### GIVEN DATA

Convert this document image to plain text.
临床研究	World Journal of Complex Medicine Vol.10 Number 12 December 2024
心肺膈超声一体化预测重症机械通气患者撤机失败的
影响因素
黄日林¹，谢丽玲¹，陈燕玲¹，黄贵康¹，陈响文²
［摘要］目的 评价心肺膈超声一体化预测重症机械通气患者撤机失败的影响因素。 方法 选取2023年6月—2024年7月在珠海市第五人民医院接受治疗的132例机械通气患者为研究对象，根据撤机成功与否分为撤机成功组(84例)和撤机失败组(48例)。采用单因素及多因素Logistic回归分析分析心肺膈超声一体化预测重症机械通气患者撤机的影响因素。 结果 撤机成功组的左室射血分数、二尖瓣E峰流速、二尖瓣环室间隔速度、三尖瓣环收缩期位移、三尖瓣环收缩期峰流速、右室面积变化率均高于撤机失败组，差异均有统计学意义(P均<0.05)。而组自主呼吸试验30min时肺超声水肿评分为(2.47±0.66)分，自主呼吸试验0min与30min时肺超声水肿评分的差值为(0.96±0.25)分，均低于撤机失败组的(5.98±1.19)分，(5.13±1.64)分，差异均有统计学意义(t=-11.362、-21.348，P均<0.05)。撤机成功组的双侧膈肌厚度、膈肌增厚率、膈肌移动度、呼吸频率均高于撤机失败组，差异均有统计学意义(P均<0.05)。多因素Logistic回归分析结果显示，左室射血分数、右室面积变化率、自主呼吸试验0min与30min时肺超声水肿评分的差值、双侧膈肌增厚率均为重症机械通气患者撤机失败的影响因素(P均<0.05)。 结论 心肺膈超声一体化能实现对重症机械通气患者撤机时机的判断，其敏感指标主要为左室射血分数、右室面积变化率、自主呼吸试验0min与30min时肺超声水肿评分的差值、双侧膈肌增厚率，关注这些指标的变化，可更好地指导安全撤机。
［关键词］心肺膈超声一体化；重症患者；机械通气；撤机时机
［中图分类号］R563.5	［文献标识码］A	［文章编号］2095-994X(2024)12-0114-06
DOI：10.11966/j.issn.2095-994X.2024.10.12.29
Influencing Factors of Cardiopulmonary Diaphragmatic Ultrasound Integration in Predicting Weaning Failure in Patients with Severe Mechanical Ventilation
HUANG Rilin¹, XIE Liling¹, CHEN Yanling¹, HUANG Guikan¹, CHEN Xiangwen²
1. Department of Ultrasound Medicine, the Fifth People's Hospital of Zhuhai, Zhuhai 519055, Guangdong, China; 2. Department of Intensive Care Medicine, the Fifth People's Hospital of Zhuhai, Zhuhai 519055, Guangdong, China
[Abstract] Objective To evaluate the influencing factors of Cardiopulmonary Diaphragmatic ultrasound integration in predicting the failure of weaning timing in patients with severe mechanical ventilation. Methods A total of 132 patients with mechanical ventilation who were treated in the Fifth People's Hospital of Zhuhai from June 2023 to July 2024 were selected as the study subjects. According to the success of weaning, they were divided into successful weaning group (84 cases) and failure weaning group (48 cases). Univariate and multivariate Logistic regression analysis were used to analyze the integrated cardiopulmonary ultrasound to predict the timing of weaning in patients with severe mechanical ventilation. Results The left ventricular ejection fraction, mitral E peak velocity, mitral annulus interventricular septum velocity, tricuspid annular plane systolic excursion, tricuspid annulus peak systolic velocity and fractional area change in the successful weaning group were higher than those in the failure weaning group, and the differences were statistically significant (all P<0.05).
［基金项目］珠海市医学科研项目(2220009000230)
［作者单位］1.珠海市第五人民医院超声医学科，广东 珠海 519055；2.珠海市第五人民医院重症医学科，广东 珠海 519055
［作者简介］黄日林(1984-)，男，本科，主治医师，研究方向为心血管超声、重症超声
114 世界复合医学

### DIRECTIONS
Transcription of the entire listing, word for word, is required.

### EXERCISE SOLUTION
Convert this document image to plain text.
临床研究	World Journal of Complex Medicine Vol.10 Number 12 December 2024
心肺膈超声一体化预测重症机械通气患者撤机失败的
影响因素
黄日林¹，谢丽玲¹，陈燕玲¹，黄贵康¹，陈响文²
［摘要］目的 评价心肺膈超声一体化预测重症机械通气患者撤机失败的影响因素。 方法 选取2023年6月—2024年7月在珠海市第五人民医院接受治疗的132例机械通气患者为研究对象，根据撤机成功与否分为撤机成功组(84例)和撤机失败组(48例)。采用单因素及多因素Logistic回归分析分析心肺膈超声一体化预测重症机械通气患者撤机的影响因素。 结果 撤机成功组的左室射血分数、二尖瓣E峰流速、二尖瓣环室间隔速度、三尖瓣环收缩期位移、三尖瓣环收缩期峰流速、右室面积变化率均高于撤机失败组，差异均有统计学意义(P均<0.05)。而组自主呼吸试验30min时肺超声水肿评分为(2.47±0.66)分，自主呼吸试验0min与30min时肺超声水肿评分的差值为(0.96±0.25)分，均低于撤机失败组的(5.98±1.19)分，(5.13±1.64)分，差异均有统计学意义(t=-11.362、-21.348，P均<0.05)。撤机成功组的双侧膈肌厚度、膈肌增厚率、膈肌移动度、呼吸频率均高于撤机失败组，差异均有统计学意义(P均<0.05)。多因素Logistic回归分析结果显示，左室射血分数、右室面积变化率、自主呼吸试验0min与30min时肺超声水肿评分的差值、双侧膈肌增厚率均为重症机械通气患者撤机失败的影响因素(P均<0.05)。 结论 心肺膈超声一体化能实现对重症机械通气患者撤机时机的判断，其敏感指标主要为左室射血分数、右室面积变化率、自主呼吸试验0min与30min时肺超声水肿评分的差值、双侧膈肌增厚率，关注这些指标的变化，可更好地指导安全撤机。
［关键词］心肺膈超声一体化；重症患者；机械通气；撤机时机
［中图分类号］R563.5	［文献标识码］A	［文章编号］2095-994X(2024)12-0114-06
DOI：10.11966/j.issn.2095-994X.2024.10.12.29
Influencing Factors of Cardiopulmonary Diaphragmatic Ultrasound Integration in Predicting Weaning Failure in Patients with Severe Mechanical Ventilation
HUANG Rilin¹, XIE Liling¹, CHEN Yanling¹, HUANG Guikan¹, CHEN Xiangwen²
1. Department of Ultrasound Medicine, the Fifth People's Hospital of Zhuhai, Zhuhai 519055, Guangdong, China; 2. Department of Intensive Care Medicine, the Fifth People's Hospital of Zhuhai, Zhuhai 519055, Guangdong, China
[Abstract] Objective To evaluate the influencing factors of Cardiopulmonary Diaphragmatic ultrasound integration in predicting the failure of weaning timing in patients with severe mechanical ventilation. Methods A total of 132 patients with mechanical ventilation who were treated in the Fifth People's Hospital of Zhuhai from June 2023 to July 2024 were selected as the study subjects. According to the success of weaning, they were divided into successful weaning group (84 cases) and failure weaning group (48 cases). Univariate and multivariate Logistic regression analysis were used to analyze the integrated cardiopulmonary ultrasound to predict the timing of weaning in patients with severe mechanical ventilation. Results The left ventricular ejection fraction, mitral E peak velocity, mitral annulus interventricular septum velocity, tricuspid annular plane systolic excursion, tricuspid annulus peak systolic velocity and fractional area change in the successful weaning group were higher than those in the failure weaning group, and the differences were statistically significant (all P<0.05).
［基金项目］珠海市医学科研项目(2220009000230)
［作者单位］1.珠海市第五人民医院超声医学科，广东 珠海 519055；2.珠海市第五人民医院重症医学科，广东 珠海 519055
［作者简介］黄日林(1984-)，男，本科，主治医师，研究方向为心血管超声、重症超声
114 世界复合医学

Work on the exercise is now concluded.